--- Begin Provided information ---

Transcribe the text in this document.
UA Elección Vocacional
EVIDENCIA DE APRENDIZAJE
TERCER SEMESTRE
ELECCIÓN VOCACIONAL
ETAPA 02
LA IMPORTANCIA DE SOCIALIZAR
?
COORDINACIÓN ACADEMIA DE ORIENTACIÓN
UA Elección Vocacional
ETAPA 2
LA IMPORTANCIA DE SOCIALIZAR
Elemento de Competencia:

--- End Provided information ---

## Directive
Set every line of the listing down word for word.

## Task response
Transcribe the text in this document.
UA Elección Vocacional
EVIDENCIA DE APRENDIZAJE
TERCER SEMESTRE
ELECCIÓN VOCACIONAL
ETAPA 02
LA IMPORTANCIA DE SOCIALIZAR
?
COORDINACIÓN ACADEMIA DE ORIENTACIÓN
UA Elección Vocacional
ETAPA 2
LA IMPORTANCIA DE SOCIALIZAR
Elemento de Competencia:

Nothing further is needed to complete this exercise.